>> START

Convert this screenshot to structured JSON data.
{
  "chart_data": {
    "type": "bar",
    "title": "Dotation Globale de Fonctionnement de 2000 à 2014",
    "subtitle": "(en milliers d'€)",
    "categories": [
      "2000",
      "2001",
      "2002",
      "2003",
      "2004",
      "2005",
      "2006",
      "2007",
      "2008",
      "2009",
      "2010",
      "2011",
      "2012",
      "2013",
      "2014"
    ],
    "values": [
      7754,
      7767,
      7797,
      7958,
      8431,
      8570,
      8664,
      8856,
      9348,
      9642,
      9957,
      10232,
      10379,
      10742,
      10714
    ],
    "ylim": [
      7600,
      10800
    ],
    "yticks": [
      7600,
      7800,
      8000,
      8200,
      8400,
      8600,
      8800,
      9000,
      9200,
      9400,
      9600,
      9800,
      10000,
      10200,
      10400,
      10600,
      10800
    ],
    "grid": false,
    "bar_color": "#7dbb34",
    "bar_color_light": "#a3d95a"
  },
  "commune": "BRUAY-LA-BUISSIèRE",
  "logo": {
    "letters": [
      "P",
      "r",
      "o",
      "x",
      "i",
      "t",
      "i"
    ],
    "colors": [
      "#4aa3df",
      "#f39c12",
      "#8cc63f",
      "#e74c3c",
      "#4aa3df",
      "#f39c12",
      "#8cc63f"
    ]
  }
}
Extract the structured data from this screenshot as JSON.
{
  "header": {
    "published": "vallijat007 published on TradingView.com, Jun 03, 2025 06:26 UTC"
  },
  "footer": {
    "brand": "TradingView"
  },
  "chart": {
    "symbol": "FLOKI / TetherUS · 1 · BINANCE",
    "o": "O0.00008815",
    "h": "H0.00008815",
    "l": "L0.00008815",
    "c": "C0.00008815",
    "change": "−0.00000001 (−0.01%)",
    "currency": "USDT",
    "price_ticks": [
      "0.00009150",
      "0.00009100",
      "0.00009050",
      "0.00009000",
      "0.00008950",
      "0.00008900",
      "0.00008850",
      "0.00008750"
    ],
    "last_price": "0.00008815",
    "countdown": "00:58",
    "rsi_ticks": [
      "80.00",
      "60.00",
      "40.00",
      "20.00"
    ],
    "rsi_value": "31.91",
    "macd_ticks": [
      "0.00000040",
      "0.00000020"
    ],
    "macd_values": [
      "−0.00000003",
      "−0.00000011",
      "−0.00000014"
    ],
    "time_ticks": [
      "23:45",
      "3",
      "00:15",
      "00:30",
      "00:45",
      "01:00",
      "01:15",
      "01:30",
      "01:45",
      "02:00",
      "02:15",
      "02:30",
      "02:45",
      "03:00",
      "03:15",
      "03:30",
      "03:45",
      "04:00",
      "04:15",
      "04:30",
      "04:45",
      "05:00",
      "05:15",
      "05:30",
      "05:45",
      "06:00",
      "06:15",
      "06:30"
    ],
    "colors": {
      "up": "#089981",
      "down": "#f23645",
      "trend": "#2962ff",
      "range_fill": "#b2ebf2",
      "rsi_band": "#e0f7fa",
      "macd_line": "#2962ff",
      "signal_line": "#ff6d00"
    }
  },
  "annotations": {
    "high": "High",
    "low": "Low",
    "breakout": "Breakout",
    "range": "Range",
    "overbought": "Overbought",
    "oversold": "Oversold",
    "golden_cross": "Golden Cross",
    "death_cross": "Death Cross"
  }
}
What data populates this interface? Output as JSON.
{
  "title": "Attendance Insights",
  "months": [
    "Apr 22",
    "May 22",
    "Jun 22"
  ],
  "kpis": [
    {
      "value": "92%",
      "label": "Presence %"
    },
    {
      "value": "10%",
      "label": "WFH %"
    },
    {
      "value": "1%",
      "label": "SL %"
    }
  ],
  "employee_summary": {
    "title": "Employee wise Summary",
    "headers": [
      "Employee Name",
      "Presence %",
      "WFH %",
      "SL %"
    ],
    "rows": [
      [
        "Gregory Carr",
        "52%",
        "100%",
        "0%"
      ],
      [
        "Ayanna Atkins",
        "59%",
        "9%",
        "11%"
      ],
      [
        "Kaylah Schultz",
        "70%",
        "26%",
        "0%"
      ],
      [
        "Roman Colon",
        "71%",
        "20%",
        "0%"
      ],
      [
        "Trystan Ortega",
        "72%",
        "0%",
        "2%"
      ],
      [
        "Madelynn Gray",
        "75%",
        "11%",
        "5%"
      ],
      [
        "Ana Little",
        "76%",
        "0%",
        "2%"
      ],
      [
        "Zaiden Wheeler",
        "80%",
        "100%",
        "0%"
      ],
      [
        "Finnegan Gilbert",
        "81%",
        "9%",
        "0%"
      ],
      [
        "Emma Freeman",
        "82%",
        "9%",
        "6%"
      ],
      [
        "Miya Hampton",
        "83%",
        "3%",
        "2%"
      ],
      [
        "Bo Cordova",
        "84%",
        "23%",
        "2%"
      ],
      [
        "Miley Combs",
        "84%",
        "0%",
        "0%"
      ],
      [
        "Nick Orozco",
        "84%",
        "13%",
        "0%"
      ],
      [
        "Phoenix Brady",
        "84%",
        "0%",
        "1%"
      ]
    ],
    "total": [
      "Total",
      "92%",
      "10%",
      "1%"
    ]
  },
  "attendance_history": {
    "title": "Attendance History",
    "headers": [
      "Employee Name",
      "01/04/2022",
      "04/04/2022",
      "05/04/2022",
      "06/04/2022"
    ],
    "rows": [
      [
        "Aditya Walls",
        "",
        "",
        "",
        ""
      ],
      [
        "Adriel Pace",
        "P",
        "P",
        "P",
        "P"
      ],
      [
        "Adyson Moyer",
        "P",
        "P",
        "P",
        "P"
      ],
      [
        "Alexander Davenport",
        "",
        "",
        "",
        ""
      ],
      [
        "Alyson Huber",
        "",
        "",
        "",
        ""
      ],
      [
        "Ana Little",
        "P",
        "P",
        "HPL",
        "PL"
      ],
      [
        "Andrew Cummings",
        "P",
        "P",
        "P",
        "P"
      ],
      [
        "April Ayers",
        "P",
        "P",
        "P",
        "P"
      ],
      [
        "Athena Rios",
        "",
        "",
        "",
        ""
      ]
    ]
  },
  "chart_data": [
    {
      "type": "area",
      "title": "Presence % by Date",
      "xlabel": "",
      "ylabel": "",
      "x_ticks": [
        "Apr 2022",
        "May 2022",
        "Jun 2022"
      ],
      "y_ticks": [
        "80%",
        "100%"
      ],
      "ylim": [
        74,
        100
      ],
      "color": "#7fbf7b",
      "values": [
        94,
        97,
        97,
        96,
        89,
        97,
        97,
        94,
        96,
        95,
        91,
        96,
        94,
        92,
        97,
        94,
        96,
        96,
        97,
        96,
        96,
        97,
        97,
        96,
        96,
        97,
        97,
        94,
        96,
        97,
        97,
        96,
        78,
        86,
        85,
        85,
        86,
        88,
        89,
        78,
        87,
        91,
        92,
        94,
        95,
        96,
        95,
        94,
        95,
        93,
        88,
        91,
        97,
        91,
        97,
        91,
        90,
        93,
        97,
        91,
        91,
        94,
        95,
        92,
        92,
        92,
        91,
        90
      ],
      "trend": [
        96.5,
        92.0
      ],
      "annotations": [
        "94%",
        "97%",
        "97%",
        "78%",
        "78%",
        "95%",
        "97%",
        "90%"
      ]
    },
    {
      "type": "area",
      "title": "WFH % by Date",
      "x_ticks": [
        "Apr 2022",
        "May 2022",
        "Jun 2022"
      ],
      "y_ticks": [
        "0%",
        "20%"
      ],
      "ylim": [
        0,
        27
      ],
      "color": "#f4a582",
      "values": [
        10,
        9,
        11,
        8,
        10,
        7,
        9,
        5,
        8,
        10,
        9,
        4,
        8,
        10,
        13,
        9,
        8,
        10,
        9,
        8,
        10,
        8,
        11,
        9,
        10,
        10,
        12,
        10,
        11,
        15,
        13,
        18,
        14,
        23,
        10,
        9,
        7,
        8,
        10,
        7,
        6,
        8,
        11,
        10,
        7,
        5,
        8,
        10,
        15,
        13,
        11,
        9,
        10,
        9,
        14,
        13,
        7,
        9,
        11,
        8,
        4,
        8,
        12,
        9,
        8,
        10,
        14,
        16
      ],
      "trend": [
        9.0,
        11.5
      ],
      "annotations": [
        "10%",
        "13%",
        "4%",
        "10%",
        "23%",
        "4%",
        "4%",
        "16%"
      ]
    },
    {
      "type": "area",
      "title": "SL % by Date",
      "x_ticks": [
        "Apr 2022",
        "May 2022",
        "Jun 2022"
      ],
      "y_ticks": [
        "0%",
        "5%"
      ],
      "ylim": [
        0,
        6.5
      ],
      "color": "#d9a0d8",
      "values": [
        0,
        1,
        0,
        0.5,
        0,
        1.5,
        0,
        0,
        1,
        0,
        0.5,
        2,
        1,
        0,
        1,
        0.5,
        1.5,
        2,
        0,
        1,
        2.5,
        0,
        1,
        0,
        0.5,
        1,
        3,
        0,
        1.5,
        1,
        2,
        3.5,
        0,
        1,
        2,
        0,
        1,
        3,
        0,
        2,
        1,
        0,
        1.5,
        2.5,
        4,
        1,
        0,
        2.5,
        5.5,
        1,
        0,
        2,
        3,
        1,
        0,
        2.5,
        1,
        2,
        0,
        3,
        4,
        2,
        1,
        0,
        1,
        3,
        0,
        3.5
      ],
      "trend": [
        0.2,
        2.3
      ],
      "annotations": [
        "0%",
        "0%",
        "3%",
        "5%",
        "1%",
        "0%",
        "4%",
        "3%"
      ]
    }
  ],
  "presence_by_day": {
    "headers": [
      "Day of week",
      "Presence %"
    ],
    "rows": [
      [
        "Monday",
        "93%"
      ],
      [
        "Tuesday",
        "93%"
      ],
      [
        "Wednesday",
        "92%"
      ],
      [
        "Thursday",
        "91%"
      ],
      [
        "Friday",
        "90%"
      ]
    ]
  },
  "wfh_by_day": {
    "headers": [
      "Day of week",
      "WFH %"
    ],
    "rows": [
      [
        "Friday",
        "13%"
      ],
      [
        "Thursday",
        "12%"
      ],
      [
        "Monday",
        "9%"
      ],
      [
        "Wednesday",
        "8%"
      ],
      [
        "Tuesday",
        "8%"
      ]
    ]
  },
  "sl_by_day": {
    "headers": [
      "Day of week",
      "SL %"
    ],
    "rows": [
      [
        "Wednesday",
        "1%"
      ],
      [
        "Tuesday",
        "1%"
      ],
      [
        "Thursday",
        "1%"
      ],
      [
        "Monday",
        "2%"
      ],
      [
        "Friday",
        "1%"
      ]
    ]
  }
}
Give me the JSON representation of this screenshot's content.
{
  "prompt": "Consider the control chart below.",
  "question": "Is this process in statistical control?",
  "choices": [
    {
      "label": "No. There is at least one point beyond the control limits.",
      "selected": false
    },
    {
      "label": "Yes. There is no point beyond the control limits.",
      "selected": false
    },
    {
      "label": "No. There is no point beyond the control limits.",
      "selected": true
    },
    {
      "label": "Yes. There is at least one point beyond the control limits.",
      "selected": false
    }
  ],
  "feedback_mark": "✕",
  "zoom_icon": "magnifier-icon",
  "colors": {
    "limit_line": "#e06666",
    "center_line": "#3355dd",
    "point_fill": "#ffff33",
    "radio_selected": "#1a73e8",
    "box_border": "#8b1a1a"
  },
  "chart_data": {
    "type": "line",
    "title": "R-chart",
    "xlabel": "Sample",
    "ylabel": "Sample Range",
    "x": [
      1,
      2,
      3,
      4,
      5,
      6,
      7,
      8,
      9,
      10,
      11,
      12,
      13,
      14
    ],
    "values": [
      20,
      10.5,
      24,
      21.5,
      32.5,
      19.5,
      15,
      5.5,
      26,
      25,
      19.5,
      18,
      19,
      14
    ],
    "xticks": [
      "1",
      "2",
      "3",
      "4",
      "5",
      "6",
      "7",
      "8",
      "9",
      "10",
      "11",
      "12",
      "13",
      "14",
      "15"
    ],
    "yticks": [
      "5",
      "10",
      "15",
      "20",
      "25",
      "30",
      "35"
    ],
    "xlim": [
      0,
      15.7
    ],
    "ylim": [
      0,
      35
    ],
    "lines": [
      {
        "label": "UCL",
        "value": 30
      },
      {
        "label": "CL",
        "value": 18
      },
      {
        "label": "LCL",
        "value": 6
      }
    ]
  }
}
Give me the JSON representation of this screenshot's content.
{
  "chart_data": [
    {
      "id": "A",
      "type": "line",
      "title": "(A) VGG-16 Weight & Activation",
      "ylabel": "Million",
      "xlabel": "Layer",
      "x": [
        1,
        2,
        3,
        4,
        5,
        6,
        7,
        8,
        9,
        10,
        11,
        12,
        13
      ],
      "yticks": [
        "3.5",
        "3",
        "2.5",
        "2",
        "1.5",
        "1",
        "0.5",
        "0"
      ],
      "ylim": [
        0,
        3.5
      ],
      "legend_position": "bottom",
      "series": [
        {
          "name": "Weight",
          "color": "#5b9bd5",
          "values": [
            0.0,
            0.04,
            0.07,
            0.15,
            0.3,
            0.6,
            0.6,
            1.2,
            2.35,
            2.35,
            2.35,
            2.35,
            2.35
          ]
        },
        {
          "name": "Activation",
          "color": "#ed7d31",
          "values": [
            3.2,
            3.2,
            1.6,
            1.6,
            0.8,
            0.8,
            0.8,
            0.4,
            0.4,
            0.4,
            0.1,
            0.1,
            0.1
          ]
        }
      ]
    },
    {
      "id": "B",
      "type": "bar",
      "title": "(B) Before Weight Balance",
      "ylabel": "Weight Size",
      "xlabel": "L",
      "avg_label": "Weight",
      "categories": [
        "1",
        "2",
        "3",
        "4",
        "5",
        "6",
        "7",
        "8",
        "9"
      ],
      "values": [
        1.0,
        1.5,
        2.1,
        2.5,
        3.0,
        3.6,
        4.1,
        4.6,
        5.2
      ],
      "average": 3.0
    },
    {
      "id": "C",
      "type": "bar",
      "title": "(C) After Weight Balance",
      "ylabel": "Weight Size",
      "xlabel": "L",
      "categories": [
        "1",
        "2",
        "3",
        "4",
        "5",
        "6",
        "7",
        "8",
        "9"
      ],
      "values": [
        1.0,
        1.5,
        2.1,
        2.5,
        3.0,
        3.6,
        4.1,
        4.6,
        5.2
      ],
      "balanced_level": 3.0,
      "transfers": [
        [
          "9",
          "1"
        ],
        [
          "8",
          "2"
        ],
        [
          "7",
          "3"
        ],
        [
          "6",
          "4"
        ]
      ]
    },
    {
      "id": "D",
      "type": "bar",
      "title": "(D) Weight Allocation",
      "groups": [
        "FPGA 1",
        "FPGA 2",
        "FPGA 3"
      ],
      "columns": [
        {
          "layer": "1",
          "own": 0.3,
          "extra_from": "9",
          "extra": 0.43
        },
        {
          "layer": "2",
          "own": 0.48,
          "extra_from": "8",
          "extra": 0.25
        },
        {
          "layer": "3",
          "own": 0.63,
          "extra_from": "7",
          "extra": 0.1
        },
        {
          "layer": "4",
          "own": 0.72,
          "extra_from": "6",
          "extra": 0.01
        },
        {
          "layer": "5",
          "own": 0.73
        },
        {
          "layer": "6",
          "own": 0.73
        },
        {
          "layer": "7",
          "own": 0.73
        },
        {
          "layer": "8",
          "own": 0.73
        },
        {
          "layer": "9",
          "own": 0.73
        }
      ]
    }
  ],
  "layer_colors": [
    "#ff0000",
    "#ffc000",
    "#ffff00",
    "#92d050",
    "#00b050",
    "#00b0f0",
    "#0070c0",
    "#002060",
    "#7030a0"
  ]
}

>> END

■ Brief: Pick out all lines from the data above in which the word "control" appears.

■ Reply:
  "prompt": "Consider the control chart below.",
  "question": "Is this process in statistical control?",
      "label": "No. There is at least one point beyond the control limits.",
      "label": "Yes. There is no point beyond the control limits.",
      "label": "No. There is no point beyond the control limits.",
      "label": "Yes. There is at least one point beyond the control limits.",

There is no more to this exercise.